AIM
Copy out, exactly as written, only the line containing "Parse this chart: output" and the lines after it through the end of the records.

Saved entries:
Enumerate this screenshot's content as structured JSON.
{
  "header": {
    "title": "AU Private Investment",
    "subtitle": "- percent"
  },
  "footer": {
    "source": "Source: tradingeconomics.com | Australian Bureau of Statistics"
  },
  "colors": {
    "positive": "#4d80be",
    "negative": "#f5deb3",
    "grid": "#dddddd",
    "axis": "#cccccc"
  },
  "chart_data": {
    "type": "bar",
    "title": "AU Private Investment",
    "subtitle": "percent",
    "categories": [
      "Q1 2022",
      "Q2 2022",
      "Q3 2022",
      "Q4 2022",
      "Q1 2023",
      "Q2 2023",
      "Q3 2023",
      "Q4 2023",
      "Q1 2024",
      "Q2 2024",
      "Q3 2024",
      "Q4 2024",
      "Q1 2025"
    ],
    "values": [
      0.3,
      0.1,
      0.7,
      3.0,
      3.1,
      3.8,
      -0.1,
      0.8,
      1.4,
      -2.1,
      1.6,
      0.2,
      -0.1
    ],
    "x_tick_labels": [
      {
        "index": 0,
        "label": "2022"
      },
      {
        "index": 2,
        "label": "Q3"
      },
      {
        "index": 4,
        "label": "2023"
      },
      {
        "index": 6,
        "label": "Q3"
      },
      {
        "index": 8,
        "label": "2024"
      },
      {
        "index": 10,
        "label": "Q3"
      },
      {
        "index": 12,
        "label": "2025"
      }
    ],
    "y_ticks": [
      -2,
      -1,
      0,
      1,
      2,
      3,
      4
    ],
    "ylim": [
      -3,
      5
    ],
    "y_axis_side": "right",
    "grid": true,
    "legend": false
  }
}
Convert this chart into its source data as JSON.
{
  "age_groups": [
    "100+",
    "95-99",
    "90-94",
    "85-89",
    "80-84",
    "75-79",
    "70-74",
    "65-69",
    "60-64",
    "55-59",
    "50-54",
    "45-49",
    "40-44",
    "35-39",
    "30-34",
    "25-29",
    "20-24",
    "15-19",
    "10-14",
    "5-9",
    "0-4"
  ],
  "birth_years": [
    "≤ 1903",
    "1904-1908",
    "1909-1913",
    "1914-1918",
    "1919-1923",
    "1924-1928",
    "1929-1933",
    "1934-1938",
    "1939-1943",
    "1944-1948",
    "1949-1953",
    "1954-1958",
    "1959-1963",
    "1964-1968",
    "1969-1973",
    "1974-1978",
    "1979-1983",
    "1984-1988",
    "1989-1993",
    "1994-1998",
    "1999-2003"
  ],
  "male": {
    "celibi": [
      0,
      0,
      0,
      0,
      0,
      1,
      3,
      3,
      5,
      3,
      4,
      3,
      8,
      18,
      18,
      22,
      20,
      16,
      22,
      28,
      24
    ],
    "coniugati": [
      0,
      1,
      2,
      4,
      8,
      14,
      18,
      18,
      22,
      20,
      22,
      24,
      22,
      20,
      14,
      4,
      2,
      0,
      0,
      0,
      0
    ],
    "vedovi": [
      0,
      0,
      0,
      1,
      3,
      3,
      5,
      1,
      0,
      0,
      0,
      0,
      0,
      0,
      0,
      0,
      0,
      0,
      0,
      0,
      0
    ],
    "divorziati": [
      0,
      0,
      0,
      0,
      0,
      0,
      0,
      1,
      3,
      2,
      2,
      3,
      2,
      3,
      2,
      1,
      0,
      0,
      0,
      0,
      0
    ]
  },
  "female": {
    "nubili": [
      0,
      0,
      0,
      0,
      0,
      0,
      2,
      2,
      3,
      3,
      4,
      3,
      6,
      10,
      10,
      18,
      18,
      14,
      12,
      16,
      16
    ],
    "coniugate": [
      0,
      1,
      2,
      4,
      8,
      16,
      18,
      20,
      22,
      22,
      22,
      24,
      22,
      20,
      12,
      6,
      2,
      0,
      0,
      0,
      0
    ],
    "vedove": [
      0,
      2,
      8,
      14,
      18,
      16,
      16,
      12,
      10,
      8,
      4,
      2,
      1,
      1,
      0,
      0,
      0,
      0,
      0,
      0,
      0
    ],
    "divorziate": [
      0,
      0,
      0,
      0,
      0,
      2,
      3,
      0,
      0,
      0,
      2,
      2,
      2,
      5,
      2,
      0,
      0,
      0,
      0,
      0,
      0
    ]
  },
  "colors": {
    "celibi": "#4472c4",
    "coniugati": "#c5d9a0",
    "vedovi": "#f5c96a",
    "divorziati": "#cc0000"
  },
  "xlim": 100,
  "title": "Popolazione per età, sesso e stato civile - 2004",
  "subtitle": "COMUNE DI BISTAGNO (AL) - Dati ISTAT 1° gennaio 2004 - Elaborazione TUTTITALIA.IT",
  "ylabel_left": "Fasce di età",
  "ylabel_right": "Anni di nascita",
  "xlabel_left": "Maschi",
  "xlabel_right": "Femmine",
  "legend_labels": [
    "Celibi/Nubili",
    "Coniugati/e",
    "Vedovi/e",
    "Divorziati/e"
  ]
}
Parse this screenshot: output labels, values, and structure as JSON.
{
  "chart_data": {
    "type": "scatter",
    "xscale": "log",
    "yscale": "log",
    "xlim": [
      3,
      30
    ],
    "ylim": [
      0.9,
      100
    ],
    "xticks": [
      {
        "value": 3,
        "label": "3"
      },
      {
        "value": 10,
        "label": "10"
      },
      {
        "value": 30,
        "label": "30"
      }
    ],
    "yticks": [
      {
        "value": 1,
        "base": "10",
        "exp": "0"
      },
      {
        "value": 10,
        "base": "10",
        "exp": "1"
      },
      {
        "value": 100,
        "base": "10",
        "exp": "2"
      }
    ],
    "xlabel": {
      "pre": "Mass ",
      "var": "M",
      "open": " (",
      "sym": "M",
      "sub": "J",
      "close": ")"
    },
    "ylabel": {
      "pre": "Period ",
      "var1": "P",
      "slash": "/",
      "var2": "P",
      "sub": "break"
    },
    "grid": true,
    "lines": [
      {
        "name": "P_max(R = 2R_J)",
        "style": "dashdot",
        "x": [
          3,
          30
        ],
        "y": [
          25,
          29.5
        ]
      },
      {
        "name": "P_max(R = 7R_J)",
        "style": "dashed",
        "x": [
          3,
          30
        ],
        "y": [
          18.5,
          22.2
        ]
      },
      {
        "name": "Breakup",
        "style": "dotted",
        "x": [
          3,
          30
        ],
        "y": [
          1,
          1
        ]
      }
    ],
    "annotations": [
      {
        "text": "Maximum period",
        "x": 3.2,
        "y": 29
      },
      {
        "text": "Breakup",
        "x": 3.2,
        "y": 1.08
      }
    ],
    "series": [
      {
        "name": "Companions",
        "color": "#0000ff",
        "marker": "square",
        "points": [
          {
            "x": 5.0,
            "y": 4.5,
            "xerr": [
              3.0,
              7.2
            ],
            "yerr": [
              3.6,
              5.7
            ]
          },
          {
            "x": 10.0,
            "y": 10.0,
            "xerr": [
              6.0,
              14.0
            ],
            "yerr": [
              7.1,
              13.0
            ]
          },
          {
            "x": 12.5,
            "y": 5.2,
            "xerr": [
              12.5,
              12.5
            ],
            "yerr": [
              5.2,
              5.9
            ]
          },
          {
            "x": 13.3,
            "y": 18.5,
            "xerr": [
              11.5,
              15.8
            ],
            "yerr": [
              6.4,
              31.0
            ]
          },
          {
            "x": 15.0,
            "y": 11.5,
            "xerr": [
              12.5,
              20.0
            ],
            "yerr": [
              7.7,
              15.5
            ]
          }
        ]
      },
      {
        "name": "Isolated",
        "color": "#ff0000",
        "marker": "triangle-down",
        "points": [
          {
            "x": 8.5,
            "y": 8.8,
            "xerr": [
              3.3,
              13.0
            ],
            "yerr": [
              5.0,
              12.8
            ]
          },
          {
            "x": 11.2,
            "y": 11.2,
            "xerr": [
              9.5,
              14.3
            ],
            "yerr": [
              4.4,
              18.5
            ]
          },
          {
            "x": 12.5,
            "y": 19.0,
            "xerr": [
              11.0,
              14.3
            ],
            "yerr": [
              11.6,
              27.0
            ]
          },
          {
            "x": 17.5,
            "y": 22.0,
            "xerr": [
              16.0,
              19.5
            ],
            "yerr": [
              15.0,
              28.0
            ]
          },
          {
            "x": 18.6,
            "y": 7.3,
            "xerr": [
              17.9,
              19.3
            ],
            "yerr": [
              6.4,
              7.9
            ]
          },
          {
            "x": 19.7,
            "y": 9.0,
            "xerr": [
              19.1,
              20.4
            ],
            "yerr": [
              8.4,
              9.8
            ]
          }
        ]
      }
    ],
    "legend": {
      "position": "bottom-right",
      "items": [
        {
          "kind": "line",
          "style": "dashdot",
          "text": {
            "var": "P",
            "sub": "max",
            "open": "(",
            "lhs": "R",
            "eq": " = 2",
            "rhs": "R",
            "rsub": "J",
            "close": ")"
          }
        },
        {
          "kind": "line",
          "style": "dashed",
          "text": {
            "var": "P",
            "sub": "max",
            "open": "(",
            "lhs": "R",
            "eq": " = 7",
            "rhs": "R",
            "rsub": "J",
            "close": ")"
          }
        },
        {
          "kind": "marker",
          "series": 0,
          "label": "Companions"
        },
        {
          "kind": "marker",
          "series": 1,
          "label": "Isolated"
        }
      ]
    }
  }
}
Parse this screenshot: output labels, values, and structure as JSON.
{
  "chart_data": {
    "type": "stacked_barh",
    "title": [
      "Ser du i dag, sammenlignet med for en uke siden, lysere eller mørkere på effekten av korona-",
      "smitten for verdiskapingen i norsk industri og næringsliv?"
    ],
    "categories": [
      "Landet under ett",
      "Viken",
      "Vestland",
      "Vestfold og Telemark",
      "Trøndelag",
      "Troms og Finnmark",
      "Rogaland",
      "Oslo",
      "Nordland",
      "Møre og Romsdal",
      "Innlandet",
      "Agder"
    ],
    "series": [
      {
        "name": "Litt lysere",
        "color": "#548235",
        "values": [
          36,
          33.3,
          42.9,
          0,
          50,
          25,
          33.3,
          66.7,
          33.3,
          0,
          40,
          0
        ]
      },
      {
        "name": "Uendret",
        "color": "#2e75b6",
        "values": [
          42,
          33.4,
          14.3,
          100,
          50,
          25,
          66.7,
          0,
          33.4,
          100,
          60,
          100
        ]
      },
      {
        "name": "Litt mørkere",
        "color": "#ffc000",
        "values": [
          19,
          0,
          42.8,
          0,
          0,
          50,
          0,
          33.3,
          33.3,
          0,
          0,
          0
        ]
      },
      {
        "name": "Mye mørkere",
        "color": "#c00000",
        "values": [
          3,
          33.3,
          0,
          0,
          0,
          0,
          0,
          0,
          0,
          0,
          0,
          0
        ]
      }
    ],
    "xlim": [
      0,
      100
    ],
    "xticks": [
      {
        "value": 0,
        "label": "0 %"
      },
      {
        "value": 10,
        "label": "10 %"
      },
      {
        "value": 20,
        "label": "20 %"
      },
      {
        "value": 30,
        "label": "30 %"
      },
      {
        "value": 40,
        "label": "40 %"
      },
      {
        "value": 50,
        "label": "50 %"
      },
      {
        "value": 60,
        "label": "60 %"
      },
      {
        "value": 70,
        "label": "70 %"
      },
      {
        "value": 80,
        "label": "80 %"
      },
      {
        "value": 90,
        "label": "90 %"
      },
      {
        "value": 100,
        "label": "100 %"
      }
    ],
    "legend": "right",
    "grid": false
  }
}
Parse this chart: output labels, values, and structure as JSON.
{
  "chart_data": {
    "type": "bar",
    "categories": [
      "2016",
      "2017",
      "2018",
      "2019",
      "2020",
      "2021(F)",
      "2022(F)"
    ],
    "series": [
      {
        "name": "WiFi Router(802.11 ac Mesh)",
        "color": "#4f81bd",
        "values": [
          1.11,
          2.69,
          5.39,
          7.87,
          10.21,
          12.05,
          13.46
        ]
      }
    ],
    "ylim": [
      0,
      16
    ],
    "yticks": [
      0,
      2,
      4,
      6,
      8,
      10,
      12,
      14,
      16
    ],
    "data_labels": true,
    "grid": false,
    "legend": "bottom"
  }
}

TASK OUTPUT
Parse this chart: output labels, values, and structure as JSON.
{
  "chart_data": {
    "type": "bar",
    "categories": [
      "2016",
      "2017",
      "2018",
      "2019",
      "2020",
      "2021(F)",
      "2022(F)"
    ],
    "series": [
      {
        "name": "WiFi Router(802.11 ac Mesh)",
        "color": "#4f81bd",
        "values": [
          1.11,
          2.69,
          5.39,
          7.87,
          10.21,
          12.05,
          13.46
        ]
      }
    ],
    "ylim": [
      0,
      16
    ],
    "yticks": [
      0,
      2,
      4,
      6,
      8,
      10,
      12,
      14,
      16
    ],
    "data_labels": true,
    "grid": false,
    "legend": "bottom"
  }
}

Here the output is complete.